> **Selected text**:
By now anyone with an internet connection knows that there is a new virus on the block and that we’re in the midst of a pandemic. As little as 4 months ago, no one knew of COVID-19. If the statement “No lab has a closet full of tests for a yet-to-be-discovered infectious agent” may have sounded obvious last October, these days it seems to be less obvious.
Let’s keep the timeline in perspective:
• December 31, 2019: China alerted the World Health Organization (WHO) to a cluster of patients with pneumonia of unknown cause. At that time, the virus itself was unknown.
• January 5th, 2020: China had ruled out a recurrence of SARS (severe acute respiratory syndrome virus) and by
• January 7, 2020: had identified a new virus named 2019-nCoV. As the CoV in the name suggests, this was identified as belonging to the coronavirus family of viruses. Initial diagnosis was based on genome sequencing.
• By Jan 21, 2020, several PCR assays had been developed (for example, at U. Hong Kong, China CDC).
• February 4, 2020: the US Secretary of Health and Human Services (HHS) determined that a public health emergency exists and that circumstances justify the authorization of emergency use of in vitro diagnostics for detection and/or diagnosis of the novel coronavirus (2019-nCoV). See HHS website for COVID-19 news.
• February 29, 2020: the FDA released a Policy for Diagnostic Testing in Laboratories Certified to Perform High Complexity Testing under CLIA prior to Emergency Use Authorization for Coronavirus Diseases-2019 during the Public Health Emergency.
When new diagnostic laboratory tests are developed in the “routine” setting, the process is long complex, detailed, while being scrupulously regulated and scrutinized. Clinical laboratory testing is highly regulated to ensure that tests are rationally designed, are performed as designed, that results have a meaning that is understood, are shared between labs and among providers and to generally safeguard the population being tested.
In the pre-pandemic world, developing news tests required significant review of the literature, determination of the necessity for FDA approval/clearance, evaluation of CLIA complexity status, selection of test methods, specimen types, quality and validation studies (validation studies include ascertainment of accuracy, precision, analytical specificity and sensitivity, identification of a reportable range, reference range and detection limit, establishment of interferences or co-reactions, etc.). In the case of an infectious disease, labs must have positive samples to test— until there is an isolated infectious agent that is being tested, no assay can “test positive” for that agent. Similarly, if the number of positive cases is limited, it is essentially impossible for a laboratory to have access to the body fluids, blood or tissues from which the infectious agent could be isolated.

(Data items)
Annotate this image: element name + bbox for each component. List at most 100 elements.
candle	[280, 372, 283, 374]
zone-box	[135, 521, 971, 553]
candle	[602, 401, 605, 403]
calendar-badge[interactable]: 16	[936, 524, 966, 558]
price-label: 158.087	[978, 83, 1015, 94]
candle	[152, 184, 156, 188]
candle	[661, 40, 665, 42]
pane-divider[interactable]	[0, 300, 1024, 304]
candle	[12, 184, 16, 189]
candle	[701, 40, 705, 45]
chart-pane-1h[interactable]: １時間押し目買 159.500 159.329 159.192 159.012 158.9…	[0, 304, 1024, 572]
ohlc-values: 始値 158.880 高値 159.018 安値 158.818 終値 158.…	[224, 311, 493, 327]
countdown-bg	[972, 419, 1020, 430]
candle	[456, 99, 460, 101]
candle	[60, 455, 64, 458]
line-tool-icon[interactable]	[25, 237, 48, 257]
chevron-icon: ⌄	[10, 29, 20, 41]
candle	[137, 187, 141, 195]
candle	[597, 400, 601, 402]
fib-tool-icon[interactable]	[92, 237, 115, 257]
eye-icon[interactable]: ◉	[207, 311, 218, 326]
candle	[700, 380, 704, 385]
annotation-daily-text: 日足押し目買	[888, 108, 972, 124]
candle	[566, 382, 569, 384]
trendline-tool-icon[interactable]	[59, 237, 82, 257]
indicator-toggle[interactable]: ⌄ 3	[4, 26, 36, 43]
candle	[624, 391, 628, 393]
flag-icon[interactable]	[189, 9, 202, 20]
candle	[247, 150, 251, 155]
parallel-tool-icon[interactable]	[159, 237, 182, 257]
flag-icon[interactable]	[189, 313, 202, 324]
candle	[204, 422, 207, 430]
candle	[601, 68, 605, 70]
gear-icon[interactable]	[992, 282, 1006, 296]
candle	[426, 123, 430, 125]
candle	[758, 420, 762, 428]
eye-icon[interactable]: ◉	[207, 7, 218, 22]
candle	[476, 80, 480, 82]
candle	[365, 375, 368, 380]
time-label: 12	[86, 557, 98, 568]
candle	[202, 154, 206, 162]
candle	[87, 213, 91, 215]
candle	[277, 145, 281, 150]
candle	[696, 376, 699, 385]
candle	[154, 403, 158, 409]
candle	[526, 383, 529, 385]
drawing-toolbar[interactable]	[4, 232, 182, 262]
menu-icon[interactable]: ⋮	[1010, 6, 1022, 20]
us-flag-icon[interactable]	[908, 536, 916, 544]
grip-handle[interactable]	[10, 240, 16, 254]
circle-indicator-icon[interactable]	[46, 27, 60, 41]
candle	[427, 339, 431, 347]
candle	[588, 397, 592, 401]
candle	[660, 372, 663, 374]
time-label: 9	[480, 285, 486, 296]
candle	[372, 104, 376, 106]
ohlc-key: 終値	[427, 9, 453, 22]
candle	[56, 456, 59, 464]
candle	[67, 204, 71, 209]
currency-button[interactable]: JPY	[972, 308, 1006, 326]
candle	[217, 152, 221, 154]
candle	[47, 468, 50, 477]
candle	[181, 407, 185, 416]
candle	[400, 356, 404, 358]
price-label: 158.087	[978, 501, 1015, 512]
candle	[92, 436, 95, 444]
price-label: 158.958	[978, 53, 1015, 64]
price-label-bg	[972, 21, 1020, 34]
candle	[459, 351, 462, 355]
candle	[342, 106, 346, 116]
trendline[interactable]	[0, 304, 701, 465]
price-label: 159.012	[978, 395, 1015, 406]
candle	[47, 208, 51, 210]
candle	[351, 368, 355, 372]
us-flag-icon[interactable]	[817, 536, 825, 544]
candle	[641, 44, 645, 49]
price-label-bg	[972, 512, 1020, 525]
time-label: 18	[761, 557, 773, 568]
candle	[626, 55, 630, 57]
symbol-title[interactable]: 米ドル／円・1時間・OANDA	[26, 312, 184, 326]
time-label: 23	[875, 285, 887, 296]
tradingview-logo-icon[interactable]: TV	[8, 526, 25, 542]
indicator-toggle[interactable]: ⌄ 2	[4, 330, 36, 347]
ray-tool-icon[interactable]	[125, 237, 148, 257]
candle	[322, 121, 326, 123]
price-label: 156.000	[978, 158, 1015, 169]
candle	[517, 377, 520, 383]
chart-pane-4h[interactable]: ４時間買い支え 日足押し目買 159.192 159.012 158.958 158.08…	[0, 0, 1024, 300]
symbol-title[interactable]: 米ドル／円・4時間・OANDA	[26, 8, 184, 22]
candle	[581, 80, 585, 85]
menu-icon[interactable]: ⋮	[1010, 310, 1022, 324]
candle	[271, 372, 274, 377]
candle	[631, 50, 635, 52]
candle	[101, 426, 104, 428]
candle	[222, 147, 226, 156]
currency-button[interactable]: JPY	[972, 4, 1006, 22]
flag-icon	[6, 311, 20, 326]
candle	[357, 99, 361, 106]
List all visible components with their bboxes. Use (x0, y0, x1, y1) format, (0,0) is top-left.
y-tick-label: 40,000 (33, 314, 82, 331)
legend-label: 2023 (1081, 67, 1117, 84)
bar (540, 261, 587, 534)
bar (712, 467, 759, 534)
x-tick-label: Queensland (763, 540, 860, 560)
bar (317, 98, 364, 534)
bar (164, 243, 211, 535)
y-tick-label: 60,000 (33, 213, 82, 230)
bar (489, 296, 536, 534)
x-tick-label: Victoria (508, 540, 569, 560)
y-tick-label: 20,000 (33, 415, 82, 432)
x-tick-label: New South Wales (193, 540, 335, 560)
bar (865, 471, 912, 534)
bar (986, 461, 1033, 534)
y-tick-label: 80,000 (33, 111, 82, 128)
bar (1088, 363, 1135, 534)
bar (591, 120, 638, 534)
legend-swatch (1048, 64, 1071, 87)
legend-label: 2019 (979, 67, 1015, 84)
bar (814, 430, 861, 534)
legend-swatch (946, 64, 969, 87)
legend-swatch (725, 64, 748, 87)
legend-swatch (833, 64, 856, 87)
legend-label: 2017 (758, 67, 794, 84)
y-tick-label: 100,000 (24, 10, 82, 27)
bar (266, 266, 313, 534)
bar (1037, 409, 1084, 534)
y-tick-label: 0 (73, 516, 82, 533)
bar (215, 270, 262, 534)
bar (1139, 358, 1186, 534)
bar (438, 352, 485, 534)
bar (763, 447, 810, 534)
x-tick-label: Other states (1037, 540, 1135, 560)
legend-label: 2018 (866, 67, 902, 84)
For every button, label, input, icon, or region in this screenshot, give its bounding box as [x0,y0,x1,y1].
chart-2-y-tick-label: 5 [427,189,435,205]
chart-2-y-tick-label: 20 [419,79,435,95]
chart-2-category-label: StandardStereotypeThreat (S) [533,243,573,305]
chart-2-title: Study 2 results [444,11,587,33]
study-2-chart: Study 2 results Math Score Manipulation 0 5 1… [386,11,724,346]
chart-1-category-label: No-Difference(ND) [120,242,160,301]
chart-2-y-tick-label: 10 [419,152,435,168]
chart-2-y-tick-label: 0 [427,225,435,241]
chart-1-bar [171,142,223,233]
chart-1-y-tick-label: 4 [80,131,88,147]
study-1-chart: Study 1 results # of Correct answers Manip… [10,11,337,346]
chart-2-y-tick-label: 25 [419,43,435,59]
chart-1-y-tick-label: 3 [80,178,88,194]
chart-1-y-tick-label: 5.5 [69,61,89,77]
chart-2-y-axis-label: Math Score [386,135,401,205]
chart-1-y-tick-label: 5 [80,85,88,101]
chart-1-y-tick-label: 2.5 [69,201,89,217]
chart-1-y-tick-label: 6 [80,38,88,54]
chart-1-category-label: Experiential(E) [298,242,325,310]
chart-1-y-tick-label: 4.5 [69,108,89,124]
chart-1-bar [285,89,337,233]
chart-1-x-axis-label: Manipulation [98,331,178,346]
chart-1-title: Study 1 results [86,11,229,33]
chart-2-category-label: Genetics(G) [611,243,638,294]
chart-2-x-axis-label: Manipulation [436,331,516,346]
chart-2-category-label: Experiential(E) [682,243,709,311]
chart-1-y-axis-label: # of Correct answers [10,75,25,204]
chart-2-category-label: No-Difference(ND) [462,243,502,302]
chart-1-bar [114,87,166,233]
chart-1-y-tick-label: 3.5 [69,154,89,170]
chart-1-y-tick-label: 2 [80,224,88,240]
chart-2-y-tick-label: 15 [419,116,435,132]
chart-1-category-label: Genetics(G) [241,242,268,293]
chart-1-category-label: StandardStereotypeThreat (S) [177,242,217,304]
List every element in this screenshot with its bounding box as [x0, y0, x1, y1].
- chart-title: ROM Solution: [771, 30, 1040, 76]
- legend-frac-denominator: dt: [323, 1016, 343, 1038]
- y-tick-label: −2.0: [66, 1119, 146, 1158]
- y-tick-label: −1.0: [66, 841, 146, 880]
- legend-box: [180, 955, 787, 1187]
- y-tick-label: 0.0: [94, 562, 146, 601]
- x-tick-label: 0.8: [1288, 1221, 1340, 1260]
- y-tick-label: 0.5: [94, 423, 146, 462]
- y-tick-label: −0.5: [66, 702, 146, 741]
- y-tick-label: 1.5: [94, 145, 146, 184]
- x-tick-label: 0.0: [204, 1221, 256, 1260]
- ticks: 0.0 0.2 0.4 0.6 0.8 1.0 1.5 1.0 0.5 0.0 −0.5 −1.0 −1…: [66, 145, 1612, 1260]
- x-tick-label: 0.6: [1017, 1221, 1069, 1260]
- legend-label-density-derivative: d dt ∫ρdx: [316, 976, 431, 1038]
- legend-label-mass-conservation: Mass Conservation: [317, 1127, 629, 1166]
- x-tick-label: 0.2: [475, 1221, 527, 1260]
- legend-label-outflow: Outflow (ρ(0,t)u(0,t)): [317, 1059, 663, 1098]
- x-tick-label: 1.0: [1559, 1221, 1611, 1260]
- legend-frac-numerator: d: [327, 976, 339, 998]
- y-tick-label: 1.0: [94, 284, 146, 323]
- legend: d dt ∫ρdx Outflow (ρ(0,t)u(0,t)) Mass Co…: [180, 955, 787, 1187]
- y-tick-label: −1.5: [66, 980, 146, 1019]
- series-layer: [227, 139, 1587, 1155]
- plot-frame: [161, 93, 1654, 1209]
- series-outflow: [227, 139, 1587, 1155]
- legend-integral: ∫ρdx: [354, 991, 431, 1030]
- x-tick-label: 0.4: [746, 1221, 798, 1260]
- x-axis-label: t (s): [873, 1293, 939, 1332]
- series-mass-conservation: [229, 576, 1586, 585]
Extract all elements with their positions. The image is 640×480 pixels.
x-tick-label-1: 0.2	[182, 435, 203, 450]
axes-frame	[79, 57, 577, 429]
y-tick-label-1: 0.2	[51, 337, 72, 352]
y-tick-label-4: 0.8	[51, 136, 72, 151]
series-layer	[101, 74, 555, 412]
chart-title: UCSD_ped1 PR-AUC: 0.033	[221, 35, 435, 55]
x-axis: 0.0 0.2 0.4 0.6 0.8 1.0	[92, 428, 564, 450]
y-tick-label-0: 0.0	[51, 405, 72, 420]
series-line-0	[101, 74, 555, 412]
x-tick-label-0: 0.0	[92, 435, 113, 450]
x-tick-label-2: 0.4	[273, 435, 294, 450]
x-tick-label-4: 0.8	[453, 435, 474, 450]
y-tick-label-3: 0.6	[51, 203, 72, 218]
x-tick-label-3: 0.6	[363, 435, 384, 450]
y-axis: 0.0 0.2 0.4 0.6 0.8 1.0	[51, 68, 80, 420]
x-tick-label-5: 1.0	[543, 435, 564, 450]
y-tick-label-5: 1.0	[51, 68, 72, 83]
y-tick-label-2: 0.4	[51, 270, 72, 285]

> **Your instructions**: Reproduce everything in the COVID-19 testing text from "Let’s keep the" down to "Kong, China CDC).", word for word.

> **Exercise solution**:
Let’s keep the timeline in perspective:
• December 31, 2019: China alerted the World Health Organization (WHO) to a cluster of patients with pneumonia of unknown cause. At that time, the virus itself was unknown.
• January 5th, 2020: China had ruled out a recurrence of SARS (severe acute respiratory syndrome virus) and by
• January 7, 2020: had identified a new virus named 2019-nCoV. As the CoV in the name suggests, this was identified as belonging to the coronavirus family of viruses. Initial diagnosis was based on genome sequencing.
• By Jan 21, 2020, several PCR assays had been developed (for example, at U. Hong Kong, China CDC).